→ **What you will do**
Scan the entries below and extract each line with the word "incision" in it.

→ **Input data**
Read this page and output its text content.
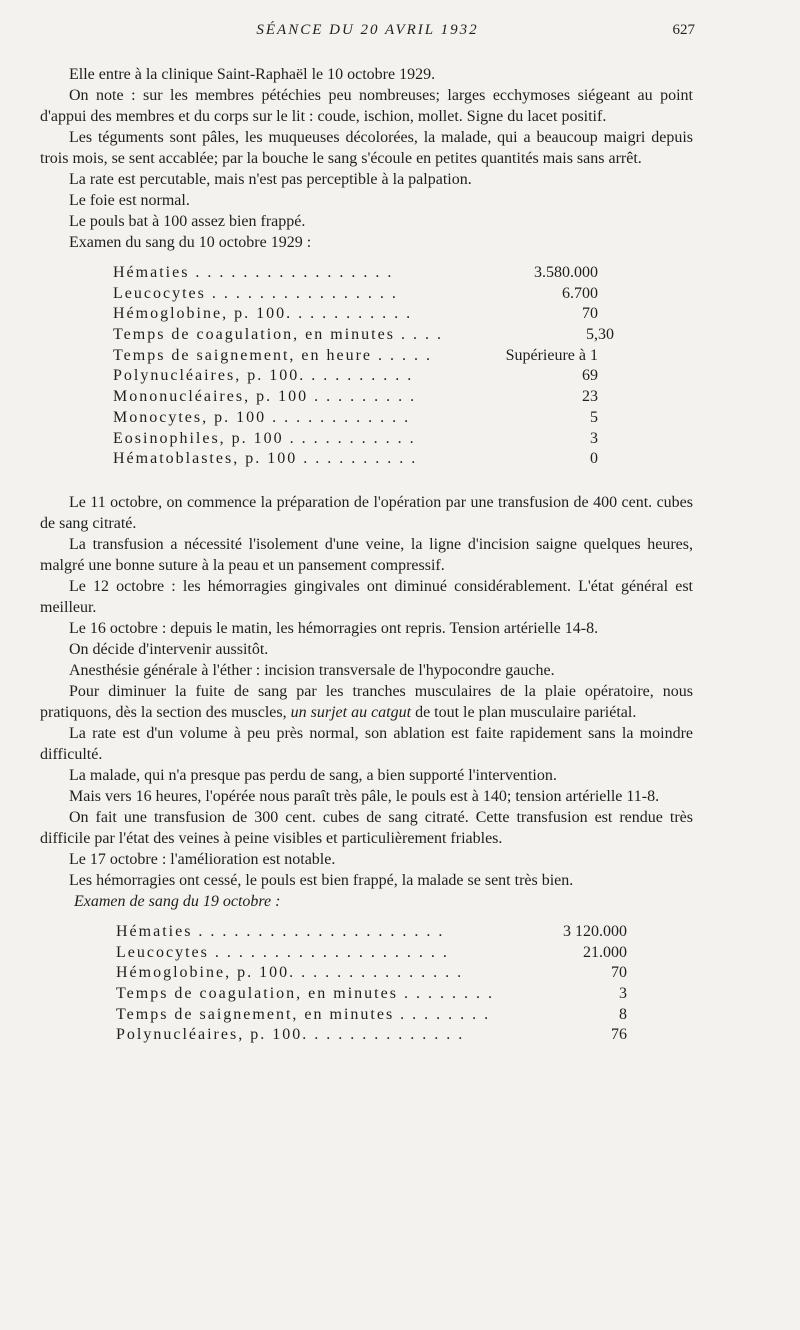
SÉANCE DU 20 AVRIL 1932	627

Elle entre à la clinique Saint-Raphaël le 10 octobre 1929.

On note : sur les membres pétéchies peu nombreuses; larges ecchymoses siégeant au point d'appui des membres et du corps sur le lit : coude, ischion, mollet. Signe du lacet positif.

Les téguments sont pâles, les muqueuses décolorées, la malade, qui a beaucoup maigri depuis trois mois, se sent accablée; par la bouche le sang s'écoule en petites quantités mais sans arrêt.

La rate est percutable, mais n'est pas perceptible à la palpation.

Le foie est normal.

Le pouls bat à 100 assez bien frappé.

Examen du sang du 10 octobre 1929 :

Hématies . . . . . . . . . . . . . . . . .	3.580.000
Leucocytes . . . . . . . . . . . . . . . .	6.700
Hémoglobine, p. 100. . . . . . . . . . .	70
Temps de coagulation, en minutes . . . .	5,30
Temps de saignement, en heure . . . . .	Supérieure à 1
Polynucléaires, p. 100. . . . . . . . . .	69
Mononucléaires, p. 100 . . . . . . . . .	23
Monocytes, p. 100 . . . . . . . . . . . .	5
Eosinophiles, p. 100 . . . . . . . . . . .	3
Hématoblastes, p. 100 . . . . . . . . . .	0

Le 11 octobre, on commence la préparation de l'opération par une transfusion de 400 cent. cubes de sang citraté.

La transfusion a nécessité l'isolement d'une veine, la ligne d'incision saigne quelques heures, malgré une bonne suture à la peau et un pansement compressif.

Le 12 octobre : les hémorragies gingivales ont diminué considérablement. L'état général est meilleur.

Le 16 octobre : depuis le matin, les hémorragies ont repris. Tension artérielle 14-8.

On décide d'intervenir aussitôt.

Anesthésie générale à l'éther : incision transversale de l'hypocondre gauche.

Pour diminuer la fuite de sang par les tranches musculaires de la plaie opératoire, nous pratiquons, dès la section des muscles, un surjet au catgut de tout le plan musculaire pariétal.

La rate est d'un volume à peu près normal, son ablation est faite rapidement sans la moindre difficulté.

La malade, qui n'a presque pas perdu de sang, a bien supporté l'intervention.

Mais vers 16 heures, l'opérée nous paraît très pâle, le pouls est à 140; tension artérielle 11-8.

On fait une transfusion de 300 cent. cubes de sang citraté. Cette transfusion est rendue très difficile par l'état des veines à peine visibles et particulièrement friables.

Le 17 octobre : l'amélioration est notable.

Les hémorragies ont cessé, le pouls est bien frappé, la malade se sent très bien.

Examen de sang du 19 octobre :

Hématies . . . . . . . . . . . . . . . . . . . . .	3 120.000
Leucocytes . . . . . . . . . . . . . . . . . . . .	21.000
Hémoglobine, p. 100. . . . . . . . . . . . . . .	70
Temps de coagulation, en minutes . . . . . . . .	3
Temps de saignement, en minutes . . . . . . . .	8
Polynucléaires, p. 100. . . . . . . . . . . . . .	76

→ **Completed task**
La transfusion a nécessité l'isolement d'une veine, la ligne d'incision saigne quelques heures, malgré une bonne suture à la peau et un pansement compressif.
Anesthésie générale à l'éther : incision transversale de l'hypocondre gauche.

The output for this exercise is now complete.